• [Goal of the exercise]: Extract the full set of records that follows, word for word.

## BEGIN Supplied material

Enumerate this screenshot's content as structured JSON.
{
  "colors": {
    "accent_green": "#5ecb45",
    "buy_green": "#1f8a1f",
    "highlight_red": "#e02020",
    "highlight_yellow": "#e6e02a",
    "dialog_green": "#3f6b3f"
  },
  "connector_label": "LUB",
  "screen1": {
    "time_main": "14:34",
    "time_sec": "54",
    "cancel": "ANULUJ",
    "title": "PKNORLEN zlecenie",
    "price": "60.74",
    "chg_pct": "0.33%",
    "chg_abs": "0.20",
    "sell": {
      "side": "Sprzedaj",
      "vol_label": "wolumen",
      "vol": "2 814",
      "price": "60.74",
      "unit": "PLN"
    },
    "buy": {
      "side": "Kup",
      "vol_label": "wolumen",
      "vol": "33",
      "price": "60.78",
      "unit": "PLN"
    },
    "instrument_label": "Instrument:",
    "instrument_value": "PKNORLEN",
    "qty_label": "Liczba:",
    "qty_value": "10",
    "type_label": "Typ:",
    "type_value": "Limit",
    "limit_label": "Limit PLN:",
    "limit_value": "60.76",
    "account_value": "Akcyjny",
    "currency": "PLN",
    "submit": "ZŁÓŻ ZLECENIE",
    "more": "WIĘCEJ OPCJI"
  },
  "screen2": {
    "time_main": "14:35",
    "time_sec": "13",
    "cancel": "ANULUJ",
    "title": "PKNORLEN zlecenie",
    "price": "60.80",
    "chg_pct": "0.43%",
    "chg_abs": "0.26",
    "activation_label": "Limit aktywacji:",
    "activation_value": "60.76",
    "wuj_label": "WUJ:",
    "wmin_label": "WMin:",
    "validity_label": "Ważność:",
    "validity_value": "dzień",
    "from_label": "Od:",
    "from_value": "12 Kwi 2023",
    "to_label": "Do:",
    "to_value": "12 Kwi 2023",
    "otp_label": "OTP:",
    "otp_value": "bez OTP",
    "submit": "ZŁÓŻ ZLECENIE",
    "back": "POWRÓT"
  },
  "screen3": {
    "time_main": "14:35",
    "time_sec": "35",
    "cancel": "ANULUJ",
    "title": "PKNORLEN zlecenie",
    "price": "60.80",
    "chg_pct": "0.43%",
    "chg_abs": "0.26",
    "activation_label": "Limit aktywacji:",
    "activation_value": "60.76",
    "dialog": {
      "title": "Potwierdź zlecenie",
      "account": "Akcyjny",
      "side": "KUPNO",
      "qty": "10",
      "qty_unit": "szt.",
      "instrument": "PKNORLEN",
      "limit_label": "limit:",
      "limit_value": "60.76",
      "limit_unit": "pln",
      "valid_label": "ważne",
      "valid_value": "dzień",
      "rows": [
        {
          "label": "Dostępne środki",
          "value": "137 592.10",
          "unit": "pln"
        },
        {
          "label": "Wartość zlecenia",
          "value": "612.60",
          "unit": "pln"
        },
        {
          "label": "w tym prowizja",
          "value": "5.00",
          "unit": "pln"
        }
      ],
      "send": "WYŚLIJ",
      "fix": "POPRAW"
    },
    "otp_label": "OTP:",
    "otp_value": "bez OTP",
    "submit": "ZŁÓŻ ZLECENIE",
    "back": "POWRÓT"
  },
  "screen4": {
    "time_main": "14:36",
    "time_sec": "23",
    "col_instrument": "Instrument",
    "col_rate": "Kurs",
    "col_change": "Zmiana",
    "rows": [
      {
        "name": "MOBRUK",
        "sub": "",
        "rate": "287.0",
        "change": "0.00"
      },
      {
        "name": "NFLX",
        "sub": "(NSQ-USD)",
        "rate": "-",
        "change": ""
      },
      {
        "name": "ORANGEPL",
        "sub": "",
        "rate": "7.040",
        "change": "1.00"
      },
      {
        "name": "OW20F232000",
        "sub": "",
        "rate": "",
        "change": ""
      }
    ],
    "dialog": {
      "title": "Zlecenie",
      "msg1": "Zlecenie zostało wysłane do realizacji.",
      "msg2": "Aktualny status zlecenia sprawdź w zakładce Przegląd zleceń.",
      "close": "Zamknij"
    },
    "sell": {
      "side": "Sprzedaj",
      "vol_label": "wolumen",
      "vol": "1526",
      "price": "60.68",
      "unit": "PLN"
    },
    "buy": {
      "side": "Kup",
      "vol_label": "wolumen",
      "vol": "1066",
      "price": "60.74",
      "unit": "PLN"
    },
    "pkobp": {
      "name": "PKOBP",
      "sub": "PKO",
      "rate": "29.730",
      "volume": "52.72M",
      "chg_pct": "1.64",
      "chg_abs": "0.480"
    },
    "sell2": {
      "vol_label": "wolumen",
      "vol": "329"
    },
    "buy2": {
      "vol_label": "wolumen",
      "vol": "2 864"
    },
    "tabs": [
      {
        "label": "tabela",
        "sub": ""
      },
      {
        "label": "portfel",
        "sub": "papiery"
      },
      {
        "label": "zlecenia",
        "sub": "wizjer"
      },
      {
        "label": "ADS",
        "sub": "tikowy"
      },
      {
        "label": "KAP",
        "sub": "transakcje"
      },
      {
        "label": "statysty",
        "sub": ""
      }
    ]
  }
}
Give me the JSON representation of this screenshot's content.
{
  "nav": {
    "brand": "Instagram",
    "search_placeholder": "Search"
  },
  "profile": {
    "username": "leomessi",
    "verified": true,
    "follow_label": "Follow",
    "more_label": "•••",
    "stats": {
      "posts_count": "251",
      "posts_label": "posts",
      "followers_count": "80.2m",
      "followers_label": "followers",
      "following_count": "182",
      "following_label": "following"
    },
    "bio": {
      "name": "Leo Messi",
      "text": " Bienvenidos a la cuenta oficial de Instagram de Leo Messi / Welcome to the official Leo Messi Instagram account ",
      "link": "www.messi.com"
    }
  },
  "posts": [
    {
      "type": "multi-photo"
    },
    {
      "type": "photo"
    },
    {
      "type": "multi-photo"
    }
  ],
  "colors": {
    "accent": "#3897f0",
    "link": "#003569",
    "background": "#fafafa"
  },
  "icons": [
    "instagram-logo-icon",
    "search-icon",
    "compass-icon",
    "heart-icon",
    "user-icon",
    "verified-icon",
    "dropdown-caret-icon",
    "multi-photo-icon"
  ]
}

## END Supplied material

• [Output below]:
Enumerate this screenshot's content as structured JSON.
{
  "colors": {
    "accent_green": "#5ecb45",
    "buy_green": "#1f8a1f",
    "highlight_red": "#e02020",
    "highlight_yellow": "#e6e02a",
    "dialog_green": "#3f6b3f"
  },
  "connector_label": "LUB",
  "screen1": {
    "time_main": "14:34",
    "time_sec": "54",
    "cancel": "ANULUJ",
    "title": "PKNORLEN zlecenie",
    "price": "60.74",
    "chg_pct": "0.33%",
    "chg_abs": "0.20",
    "sell": {
      "side": "Sprzedaj",
      "vol_label": "wolumen",
      "vol": "2 814",
      "price": "60.74",
      "unit": "PLN"
    },
    "buy": {
      "side": "Kup",
      "vol_label": "wolumen",
      "vol": "33",
      "price": "60.78",
      "unit": "PLN"
    },
    "instrument_label": "Instrument:",
    "instrument_value": "PKNORLEN",
    "qty_label": "Liczba:",
    "qty_value": "10",
    "type_label": "Typ:",
    "type_value": "Limit",
    "limit_label": "Limit PLN:",
    "limit_value": "60.76",
    "account_value": "Akcyjny",
    "currency": "PLN",
    "submit": "ZŁÓŻ ZLECENIE",
    "more": "WIĘCEJ OPCJI"
  },
  "screen2": {
    "time_main": "14:35",
    "time_sec": "13",
    "cancel": "ANULUJ",
    "title": "PKNORLEN zlecenie",
    "price": "60.80",
    "chg_pct": "0.43%",
    "chg_abs": "0.26",
    "activation_label": "Limit aktywacji:",
    "activation_value": "60.76",
    "wuj_label": "WUJ:",
    "wmin_label": "WMin:",
    "validity_label": "Ważność:",
    "validity_value": "dzień",
    "from_label": "Od:",
    "from_value": "12 Kwi 2023",
    "to_label": "Do:",
    "to_value": "12 Kwi 2023",
    "otp_label": "OTP:",
    "otp_value": "bez OTP",
    "submit": "ZŁÓŻ ZLECENIE",
    "back": "POWRÓT"
  },
  "screen3": {
    "time_main": "14:35",
    "time_sec": "35",
    "cancel": "ANULUJ",
    "title": "PKNORLEN zlecenie",
    "price": "60.80",
    "chg_pct": "0.43%",
    "chg_abs": "0.26",
    "activation_label": "Limit aktywacji:",
    "activation_value": "60.76",
    "dialog": {
      "title": "Potwierdź zlecenie",
      "account": "Akcyjny",
      "side": "KUPNO",
      "qty": "10",
      "qty_unit": "szt.",
      "instrument": "PKNORLEN",
      "limit_label": "limit:",
      "limit_value": "60.76",
      "limit_unit": "pln",
      "valid_label": "ważne",
      "valid_value": "dzień",
      "rows": [
        {
          "label": "Dostępne środki",
          "value": "137 592.10",
          "unit": "pln"
        },
        {
          "label": "Wartość zlecenia",
          "value": "612.60",
          "unit": "pln"
        },
        {
          "label": "w tym prowizja",
          "value": "5.00",
          "unit": "pln"
        }
      ],
      "send": "WYŚLIJ",
      "fix": "POPRAW"
    },
    "otp_label": "OTP:",
    "otp_value": "bez OTP",
    "submit": "ZŁÓŻ ZLECENIE",
    "back": "POWRÓT"
  },
  "screen4": {
    "time_main": "14:36",
    "time_sec": "23",
    "col_instrument": "Instrument",
    "col_rate": "Kurs",
    "col_change": "Zmiana",
    "rows": [
      {
        "name": "MOBRUK",
        "sub": "",
        "rate": "287.0",
        "change": "0.00"
      },
      {
        "name": "NFLX",
        "sub": "(NSQ-USD)",
        "rate": "-",
        "change": ""
      },
      {
        "name": "ORANGEPL",
        "sub": "",
        "rate": "7.040",
        "change": "1.00"
      },
      {
        "name": "OW20F232000",
        "sub": "",
        "rate": "",
        "change": ""
      }
    ],
    "dialog": {
      "title": "Zlecenie",
      "msg1": "Zlecenie zostało wysłane do realizacji.",
      "msg2": "Aktualny status zlecenia sprawdź w zakładce Przegląd zleceń.",
      "close": "Zamknij"
    },
    "sell": {
      "side": "Sprzedaj",
      "vol_label": "wolumen",
      "vol": "1526",
      "price": "60.68",
      "unit": "PLN"
    },
    "buy": {
      "side": "Kup",
      "vol_label": "wolumen",
      "vol": "1066",
      "price": "60.74",
      "unit": "PLN"
    },
    "pkobp": {
      "name": "PKOBP",
      "sub": "PKO",
      "rate": "29.730",
      "volume": "52.72M",
      "chg_pct": "1.64",
      "chg_abs": "0.480"
    },
    "sell2": {
      "vol_label": "wolumen",
      "vol": "329"
    },
    "buy2": {
      "vol_label": "wolumen",
      "vol": "2 864"
    },
    "tabs": [
      {
        "label": "tabela",
        "sub": ""
      },
      {
        "label": "portfel",
        "sub": "papiery"
      },
      {
        "label": "zlecenia",
        "sub": "wizjer"
      },
      {
        "label": "ADS",
        "sub": "tikowy"
      },
      {
        "label": "KAP",
        "sub": "transakcje"
      },
      {
        "label": "statysty",
        "sub": ""
      }
    ]
  }
}
Give me the JSON representation of this screenshot's content.
{
  "nav": {
    "brand": "Instagram",
    "search_placeholder": "Search"
  },
  "profile": {
    "username": "leomessi",
    "verified": true,
    "follow_label": "Follow",
    "more_label": "•••",
    "stats": {
      "posts_count": "251",
      "posts_label": "posts",
      "followers_count": "80.2m",
      "followers_label": "followers",
      "following_count": "182",
      "following_label": "following"
    },
    "bio": {
      "name": "Leo Messi",
      "text": " Bienvenidos a la cuenta oficial de Instagram de Leo Messi / Welcome to the official Leo Messi Instagram account ",
      "link": "www.messi.com"
    }
  },
  "posts": [
    {
      "type": "multi-photo"
    },
    {
      "type": "photo"
    },
    {
      "type": "multi-photo"
    }
  ],
  "colors": {
    "accent": "#3897f0",
    "link": "#003569",
    "background": "#fafafa"
  },
  "icons": [
    "instagram-logo-icon",
    "search-icon",
    "compass-icon",
    "heart-icon",
    "user-icon",
    "verified-icon",
    "dropdown-caret-icon",
    "multi-photo-icon"
  ]
}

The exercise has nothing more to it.